EXERCISE DIRECTIONS » Reproduce verbatim the passage of the text on the NSA and cookies from "Of course, cookies" up to and including "and junk e-mail.".

TEXT SHOWN »
"""

The NSA and Cookies
If you've read any of my other posts, you'll know I despise the Bush administration and have nothing but contempt for the illegal wiretapping Bush has been doing for the past four years. But don't get your knickers in a twist over the NSA cookies because they are not a danger. I know this because I geek for a living.
The http protocol (the thing that requests and receives web pages) is "stateless." It doesn't have any memory of what you've done before. It cannot even be sure that the computer requesting one page from a web server is the same as the computer requesting a different page on the same server. They may have the same IP address, but if you're on dial-up you could have been kicked off after getting one page, somebody else connects and gets your old IP address and requests the other page. It's unlikely, but it's possible.
This statelessness makes it impossible to implement things like shopping carts. That's why Netscape came up with the idea of cookies. Now, like all of Netscape's design decisions made before it became open source software, the design decision was made without consultation with any of the Internet or WWW standards bodies, the concept was flawed and the implementation was even more flawed, but it kind of worked.
If you feel like being bored senseless by geeky things, here is Netscape's original cookie specification. Here is the Internet Engineering Task Force's attemp to fix Netscape's flawed proposal before it got cast in stone. Naturally, both Netscape and Microsoft[turdmark] decided not to do it the right way because they'd already shipped the broken way to a handful of beta testers. The IETF eventually came up with a way of doing it right while accommodating browsers that chose to do it the flawed Netscape way.
If you did read the geeky stuff, you'll have seen that there are mechanisms in place so that only the site that issued the cookie to your browser will get to see its contents. Even with cookies that expire far in the future the best the NSA can do is tell if you've been there before when you visit the NSA website (and, depending upon stored content, perhaps some of what you looked at last time). They can't use those cookies to find out that you've been visiting bdsmworld.com or wetandmessy.com or inflatablesheep.com or www.impeachbush.org.
Of course, cookies can be abused by advertisers like DoubleClick (or "doublecunts" as they're known in the geek trade). Just about any website you go to has adverts from one of a handful of advertising placement companies. Each of those adverts is accompanied by a cookie from that company. So if you visit different websites with adverts from the same company, they can track where you have been. If you go to site A and see an advert from badguys.com it leaves a cookie. If you then go to site B that has an advert from badguys.com it can inspect the cookie it left from the previous advert and keep track of you. Eventually you buy something on-line from a company that has an agreement with badguys.com to hand over your personal details, and then they have you. A flood of junk mail and junk e-mail.

"""

DATA SHOWN »
"""

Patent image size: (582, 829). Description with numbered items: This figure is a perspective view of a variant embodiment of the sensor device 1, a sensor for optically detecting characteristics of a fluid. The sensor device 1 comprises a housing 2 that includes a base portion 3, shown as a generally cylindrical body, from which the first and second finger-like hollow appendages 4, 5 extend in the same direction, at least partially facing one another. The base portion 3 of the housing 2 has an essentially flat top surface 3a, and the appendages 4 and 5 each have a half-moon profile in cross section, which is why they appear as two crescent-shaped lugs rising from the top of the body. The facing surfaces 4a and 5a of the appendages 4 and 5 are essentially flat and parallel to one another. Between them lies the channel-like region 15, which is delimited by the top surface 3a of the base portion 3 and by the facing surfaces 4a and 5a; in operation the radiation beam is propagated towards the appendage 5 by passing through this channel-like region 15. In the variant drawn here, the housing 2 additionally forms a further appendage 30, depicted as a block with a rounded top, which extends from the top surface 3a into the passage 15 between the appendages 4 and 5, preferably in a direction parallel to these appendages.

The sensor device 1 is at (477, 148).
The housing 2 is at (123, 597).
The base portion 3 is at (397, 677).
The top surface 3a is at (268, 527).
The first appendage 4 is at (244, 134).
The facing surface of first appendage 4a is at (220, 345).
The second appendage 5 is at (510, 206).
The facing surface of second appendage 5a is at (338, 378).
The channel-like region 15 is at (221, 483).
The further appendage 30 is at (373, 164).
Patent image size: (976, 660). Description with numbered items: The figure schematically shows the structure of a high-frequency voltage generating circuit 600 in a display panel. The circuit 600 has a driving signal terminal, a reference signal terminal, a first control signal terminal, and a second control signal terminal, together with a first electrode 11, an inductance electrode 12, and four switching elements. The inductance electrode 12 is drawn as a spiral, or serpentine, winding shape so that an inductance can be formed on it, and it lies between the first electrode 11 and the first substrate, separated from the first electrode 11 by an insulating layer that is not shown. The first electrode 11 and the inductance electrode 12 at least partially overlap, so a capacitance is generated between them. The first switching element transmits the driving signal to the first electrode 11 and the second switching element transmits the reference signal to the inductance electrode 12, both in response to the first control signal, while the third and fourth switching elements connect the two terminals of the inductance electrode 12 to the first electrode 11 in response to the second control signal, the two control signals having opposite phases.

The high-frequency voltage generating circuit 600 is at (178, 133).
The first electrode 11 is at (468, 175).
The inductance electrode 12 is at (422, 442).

"""

WRITTEN SOLUTION »
Of course, cookies can be abused by advertisers like DoubleClick (or "doublecunts" as they're known in the geek trade). Just about any website you go to has adverts from one of a handful of advertising placement companies. Each of those adverts is accompanied by a cookie from that company. So if you visit different websites with adverts from the same company, they can track where you have been. If you go to site A and see an advert from badguys.com it leaves a cookie. If you then go to site B that has an advert from badguys.com it can inspect the cookie it left from the previous advert and keep track of you. Eventually you buy something on-line from a company that has an agreement with badguys.com to hand over your personal details, and then they have you. A flood of junk mail and junk e-mail.